:: Passage provided ::

The Steve Halls Of Brazilian Jiu-Jitsu
Faxia Preta e Faixa Marrom


One Of The Bravest And Most Inspiring People I Have Ever Met



Weight: 218.5

As you can see, by the weight above...I am officially a fat guy now! lol...I always wanted to get to about 225 or 230 but it's coming on too fast...Pan Ams is approaching...And I have to be 221 with the GI, which means now I have to watch what I eat, and perhaps hit the sauna Tues. and Wed. That said, I am sure to be able to hit my target weight in the next few weeks after Pan Ams, maybe even a tad bit more if I can put in on smartly. My thyroid is a bitch so while I am OK with it, just hope it doesn't start going the other way and drop me to my 2007 Pan Am weight (167.4 WITH the GI on!)...Trainign has been pretty decent, and it feels good now, being able to listen to my instructors and even other training partners, and being able to more easily assimilate/process/implement into my game the information quickly. Also able to discard better the things that will or won't work.

:::
:: Dataset records ::

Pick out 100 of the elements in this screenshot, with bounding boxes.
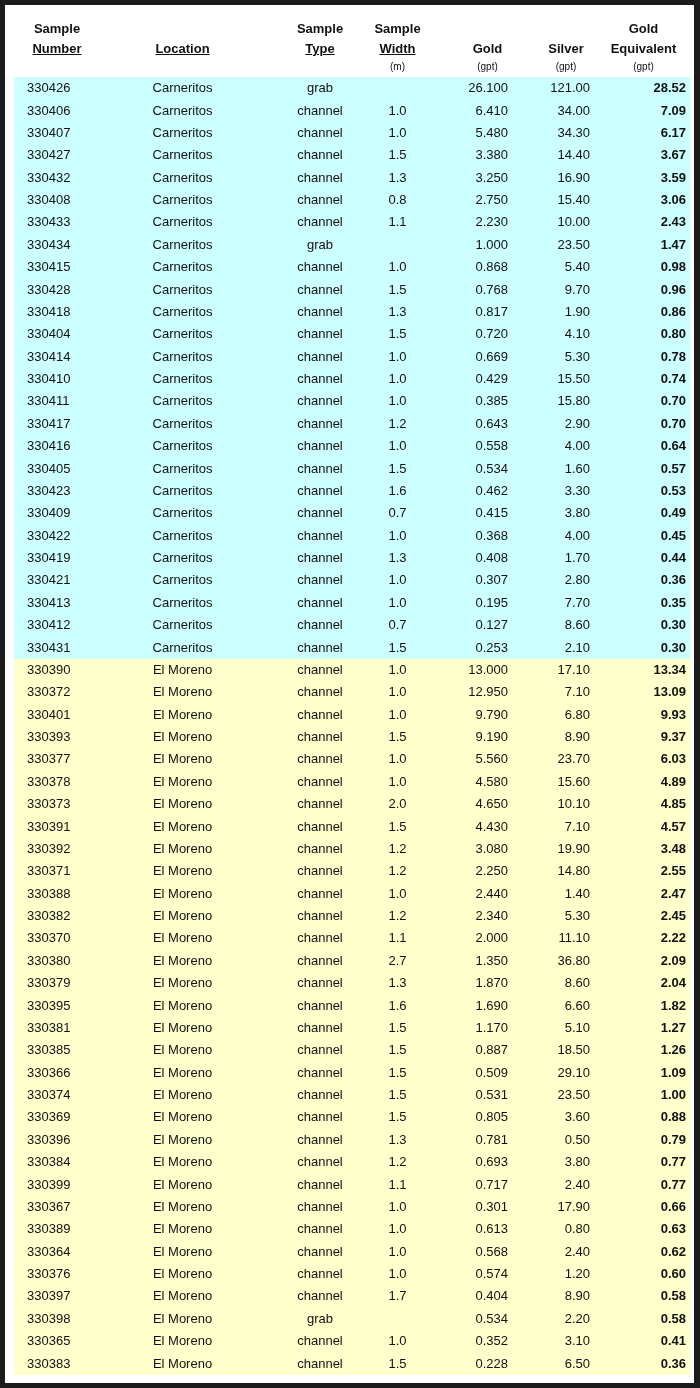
table-cell: 330392: [27, 840, 71, 856]
table-cell: channel: [297, 393, 343, 409]
table-cell: 12.950: [468, 684, 508, 700]
table-cell: 0.568: [475, 1243, 508, 1259]
table-cell: 7.09: [660, 102, 686, 118]
table-cell: 1.2: [388, 1154, 407, 1170]
table-cell: 2.440: [475, 885, 508, 901]
table-cell: Carneritos: [152, 147, 213, 163]
table-cell: 0.462: [475, 482, 508, 498]
table-cell: 1.1: [388, 214, 407, 230]
table-cell: 330380: [27, 952, 71, 968]
table-cell: 1.2: [388, 840, 407, 856]
table-cell: 36.80: [557, 952, 590, 968]
table-cell: 0.98: [660, 259, 686, 275]
table-cell: El Moreno: [152, 863, 213, 879]
table-cell: 15.60: [557, 773, 590, 789]
table-cell: 330391: [27, 818, 71, 834]
table-cell: Carneritos: [152, 80, 213, 96]
table-cell: 4.10: [564, 326, 590, 342]
table-cell: 1.5: [388, 147, 407, 163]
table-cell: 1.0: [388, 661, 407, 677]
table-cell: 330426: [27, 80, 71, 96]
table-cell: 3.59: [660, 169, 686, 185]
table-cell: channel: [297, 1109, 343, 1125]
table-cell: 1.5: [388, 460, 407, 476]
table-cell: 5.40: [564, 259, 590, 275]
table-cell: 330419: [27, 550, 71, 566]
table-cell: 1.170: [475, 1019, 508, 1035]
table-cell: 0.57: [660, 460, 686, 476]
table-cell: 0.80: [564, 1221, 590, 1237]
table-cell: 0.307: [475, 572, 508, 588]
table-cell: 330396: [27, 1131, 71, 1147]
table-cell: 0.408: [475, 550, 508, 566]
table-cell: channel: [297, 281, 343, 297]
table-cell: 7.10: [564, 684, 590, 700]
table-cell: 0.574: [475, 1266, 508, 1282]
table-cell: 0.558: [475, 438, 508, 454]
table-cell: 2.10: [564, 639, 590, 655]
table-cell: 0.301: [475, 1198, 508, 1214]
table-cell: Carneritos: [152, 259, 213, 275]
table-cell: 19.90: [557, 840, 590, 856]
table-cell: 330431: [27, 639, 71, 655]
table-cell: channel: [297, 1266, 343, 1282]
table-cell: 330405: [27, 460, 71, 476]
table-cell: 0.79: [660, 1131, 686, 1147]
table-cell: 1.0: [388, 348, 407, 364]
unit-label: (m): [390, 61, 405, 72]
table-cell: 0.8: [388, 192, 407, 208]
table-cell: 34.30: [557, 124, 590, 140]
table-cell: 1.0: [388, 393, 407, 409]
table-cell: 2.750: [475, 192, 508, 208]
table-cell: El Moreno: [152, 796, 213, 812]
table-cell: 330412: [27, 617, 71, 633]
table-cell: 330388: [27, 885, 71, 901]
table-cell: 1.3: [388, 169, 407, 185]
table-cell: 330408: [27, 192, 71, 208]
table-cell: 26.100: [468, 80, 508, 96]
table-cell: 330432: [27, 169, 71, 185]
column-header: Sample: [374, 20, 421, 38]
table-cell: 1.60: [564, 460, 590, 476]
table-cell: 1.27: [660, 1019, 686, 1035]
table-cell: 0.58: [660, 1310, 686, 1326]
table-cell: 1.3: [388, 1131, 407, 1147]
table-cell: 34.00: [557, 102, 590, 118]
table-cell: channel: [297, 706, 343, 722]
column-header: Number: [32, 40, 82, 58]
table-cell: channel: [297, 1042, 343, 1058]
table-cell: 330376: [27, 1266, 71, 1282]
table-cell: 28.52: [653, 80, 686, 96]
table-cell: 0.58: [660, 1288, 686, 1304]
table-cell: channel: [297, 661, 343, 677]
table-cell: channel: [297, 371, 343, 387]
table-cell: 330433: [27, 214, 71, 230]
table-cell: 0.63: [660, 1221, 686, 1237]
table-cell: 1.5: [388, 1109, 407, 1125]
table-cell: 0.80: [660, 326, 686, 342]
table-cell: 29.10: [557, 1064, 590, 1080]
table-cell: 13.09: [653, 684, 686, 700]
table-cell: El Moreno: [152, 1131, 213, 1147]
table-cell: 1.6: [388, 482, 407, 498]
table-cell: channel: [297, 438, 343, 454]
table-cell: 10.00: [557, 214, 590, 230]
column-header: Sample: [33, 20, 81, 38]
table-cell: 1.00: [660, 1087, 686, 1103]
table-cell: El Moreno: [152, 908, 213, 924]
table-cell: 0.64: [660, 438, 686, 454]
table-cell: 1.1: [388, 1176, 407, 1192]
table-cell: 1.5: [388, 1064, 407, 1080]
table-cell: El Moreno: [152, 818, 213, 834]
table-cell: El Moreno: [152, 952, 213, 968]
table-cell: 13.000: [468, 661, 508, 677]
table-cell: 0.36: [660, 1355, 686, 1371]
table-cell: channel: [297, 482, 343, 498]
table-cell: 1.690: [475, 997, 508, 1013]
table-cell: channel: [297, 930, 343, 946]
table-cell: 5.10: [564, 1019, 590, 1035]
table-cell: channel: [297, 527, 343, 543]
table-cell: 1.3: [388, 303, 407, 319]
table-cell: 0.41: [660, 1333, 686, 1349]
table-cell: 1.0: [388, 527, 407, 543]
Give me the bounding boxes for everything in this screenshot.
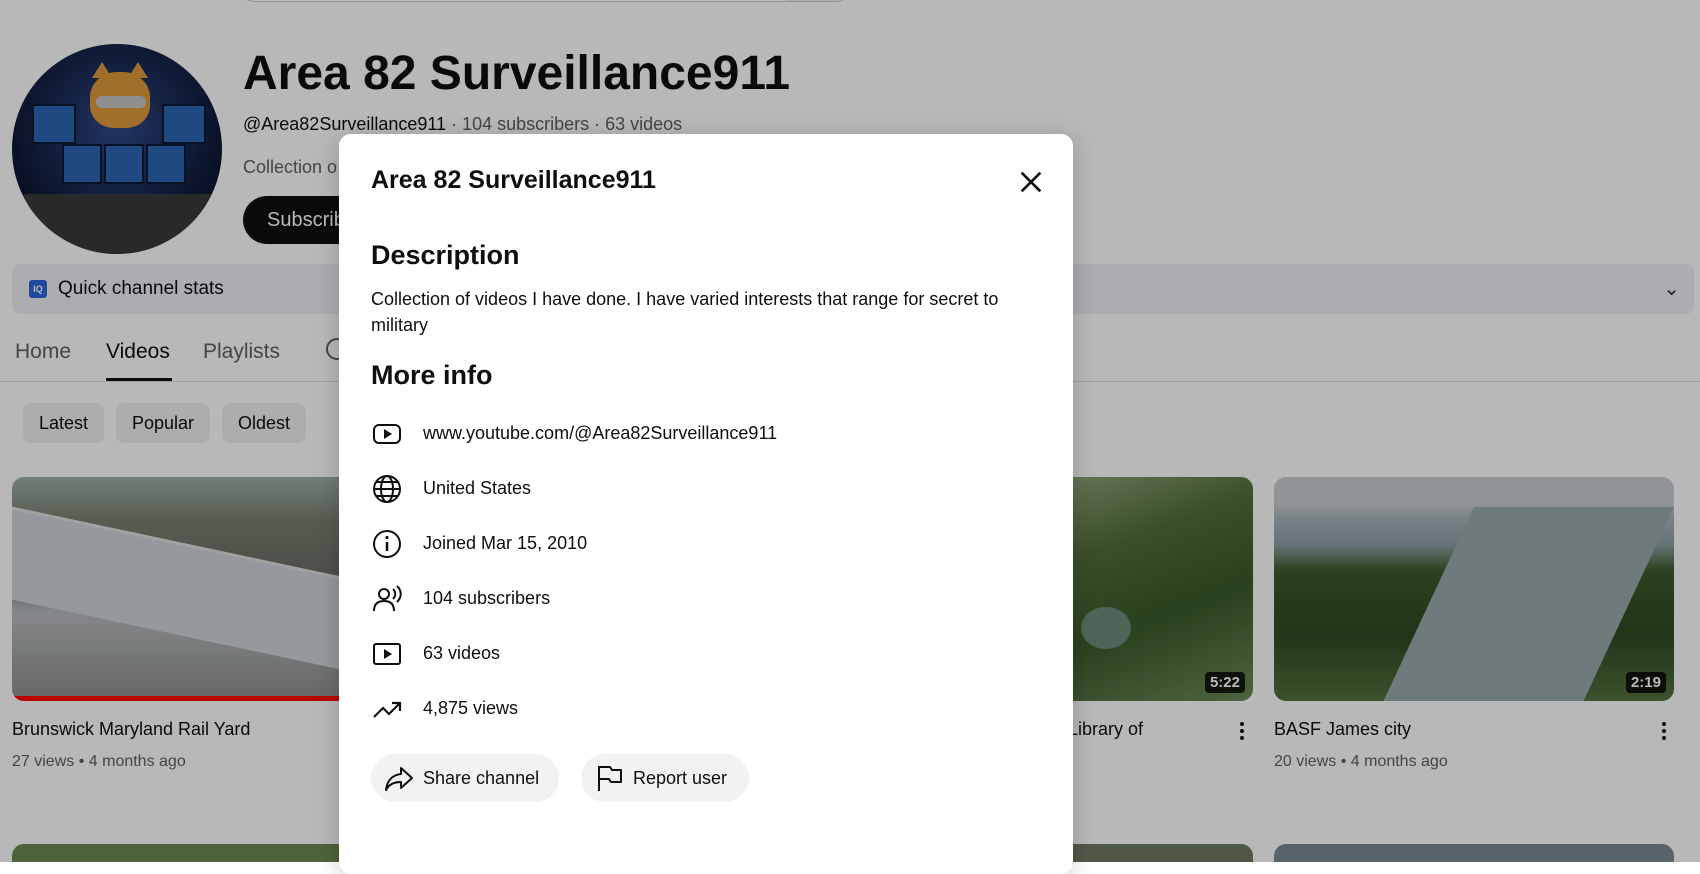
- channel-page: Area 82 Surveillance911 @Area82Surveilla…: [0, 0, 1700, 874]
- globe-icon: [373, 475, 401, 503]
- dialog-title: Area 82 Surveillance911: [371, 166, 656, 194]
- info-row-videos: 63 videos: [371, 634, 1011, 674]
- subscriber-count-text: 104 subscribers: [423, 588, 551, 608]
- info-row-views: 4,875 views: [371, 689, 1011, 729]
- info-row-joined: Joined Mar 15, 2010: [371, 524, 1011, 564]
- more-info-heading: More info: [371, 360, 493, 390]
- about-channel-dialog: Area 82 Surveillance911 Description Coll…: [339, 134, 1073, 874]
- description-heading: Description: [371, 240, 520, 270]
- report-user-label: Report user: [633, 768, 728, 788]
- view-count-text: 4,875 views: [423, 698, 519, 718]
- youtube-play-icon: [373, 424, 401, 444]
- info-row-subscribers: 104 subscribers: [371, 579, 1011, 619]
- channel-url[interactable]: www.youtube.com/@Area82Surveillance911: [423, 423, 777, 444]
- info-icon: [373, 530, 401, 558]
- country-text: United States: [423, 478, 532, 498]
- share-icon: [385, 767, 413, 791]
- report-user-button[interactable]: Report user: [581, 754, 749, 802]
- flag-icon: [598, 766, 622, 791]
- video-count-text: 63 videos: [423, 643, 501, 663]
- close-icon[interactable]: [1015, 166, 1047, 198]
- subscribers-icon: [373, 585, 402, 612]
- share-channel-button[interactable]: Share channel: [371, 754, 559, 802]
- joined-date-text: Joined Mar 15, 2010: [423, 533, 588, 553]
- share-channel-label: Share channel: [423, 768, 540, 788]
- description-text: Collection of videos I have done. I have…: [371, 289, 999, 335]
- info-row-country: United States: [371, 469, 1011, 509]
- video-icon: [373, 643, 401, 665]
- info-row-link[interactable]: www.youtube.com/@Area82Surveillance911: [371, 414, 1011, 454]
- trending-icon: [373, 701, 402, 718]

:::

Problem A
Which numerical body weights appear in the jiu-jitsu training post?
Problem B
Reproduce everything in the jiu-jitsu training post from "Weight: 218.5" down to "or won't work.".

Exercise output A
218.5, 225, 230, 221, 167.4

Exercise output B
Weight: 218.5

As you can see, by the weight above...I am officially a fat guy now! lol...I always wanted to get to about 225 or 230 but it's coming on too fast...Pan Ams is approaching...And I have to be 221 with the GI, which means now I have to watch what I eat, and perhaps hit the sauna Tues. and Wed. That said, I am sure to be able to hit my target weight in the next few weeks after Pan Ams, maybe even a tad bit more if I can put in on smartly. My thyroid is a bitch so while I am OK with it, just hope it doesn't start going the other way and drop me to my 2007 Pan Am weight (167.4 WITH the GI on!)...Trainign has been pretty decent, and it feels good now, being able to listen to my instructors and even other training partners, and being able to more easily assimilate/process/implement into my game the information quickly. Also able to discard better the things that will or won't work.